* THE TASK *
Images appear in the records below; leave them out and repeat everything else exactly.

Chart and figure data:
## begin
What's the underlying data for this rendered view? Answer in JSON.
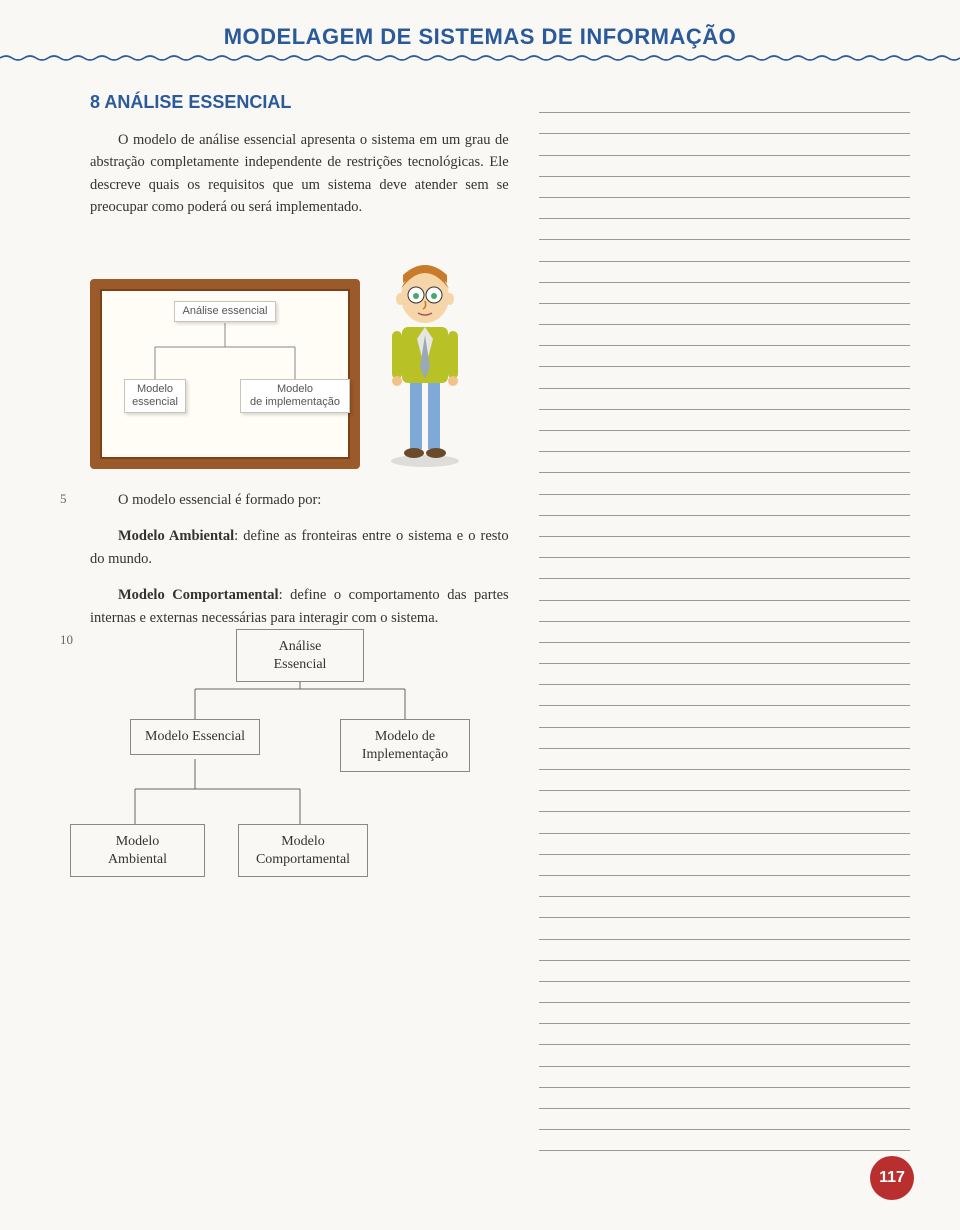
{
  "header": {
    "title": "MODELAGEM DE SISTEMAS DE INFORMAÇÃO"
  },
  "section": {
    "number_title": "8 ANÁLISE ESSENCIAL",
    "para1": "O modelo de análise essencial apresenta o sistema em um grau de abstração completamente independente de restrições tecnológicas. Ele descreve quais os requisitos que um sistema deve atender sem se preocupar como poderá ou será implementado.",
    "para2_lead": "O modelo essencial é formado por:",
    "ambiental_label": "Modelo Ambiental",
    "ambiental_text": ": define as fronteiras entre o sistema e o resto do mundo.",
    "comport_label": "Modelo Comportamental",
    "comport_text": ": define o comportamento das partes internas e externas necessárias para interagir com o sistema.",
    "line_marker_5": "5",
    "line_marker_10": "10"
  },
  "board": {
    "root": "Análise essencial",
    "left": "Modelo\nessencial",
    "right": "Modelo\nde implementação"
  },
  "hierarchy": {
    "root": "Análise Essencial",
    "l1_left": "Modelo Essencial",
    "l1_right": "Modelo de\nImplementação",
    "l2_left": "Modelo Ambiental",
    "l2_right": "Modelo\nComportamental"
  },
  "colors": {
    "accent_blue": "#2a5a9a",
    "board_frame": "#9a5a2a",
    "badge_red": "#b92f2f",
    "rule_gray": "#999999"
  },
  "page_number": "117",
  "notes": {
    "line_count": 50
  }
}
## end
* RESPONSE *
What's the underlying data for this rendered view? Answer in JSON.
{
  "header": {
    "title": "MODELAGEM DE SISTEMAS DE INFORMAÇÃO"
  },
  "section": {
    "number_title": "8 ANÁLISE ESSENCIAL",
    "para1": "O modelo de análise essencial apresenta o sistema em um grau de abstração completamente independente de restrições tecnológicas. Ele descreve quais os requisitos que um sistema deve atender sem se preocupar como poderá ou será implementado.",
    "para2_lead": "O modelo essencial é formado por:",
    "ambiental_label": "Modelo Ambiental",
    "ambiental_text": ": define as fronteiras entre o sistema e o resto do mundo.",
    "comport_label": "Modelo Comportamental",
    "comport_text": ": define o comportamento das partes internas e externas necessárias para interagir com o sistema.",
    "line_marker_5": "5",
    "line_marker_10": "10"
  },
  "board": {
    "root": "Análise essencial",
    "left": "Modelo\nessencial",
    "right": "Modelo\nde implementação"
  },
  "hierarchy": {
    "root": "Análise Essencial",
    "l1_left": "Modelo Essencial",
    "l1_right": "Modelo de\nImplementação",
    "l2_left": "Modelo Ambiental",
    "l2_right": "Modelo\nComportamental"
  },
  "colors": {
    "accent_blue": "#2a5a9a",
    "board_frame": "#9a5a2a",
    "badge_red": "#b92f2f",
    "rule_gray": "#999999"
  },
  "page_number": "117",
  "notes": {
    "line_count": 50
  }
}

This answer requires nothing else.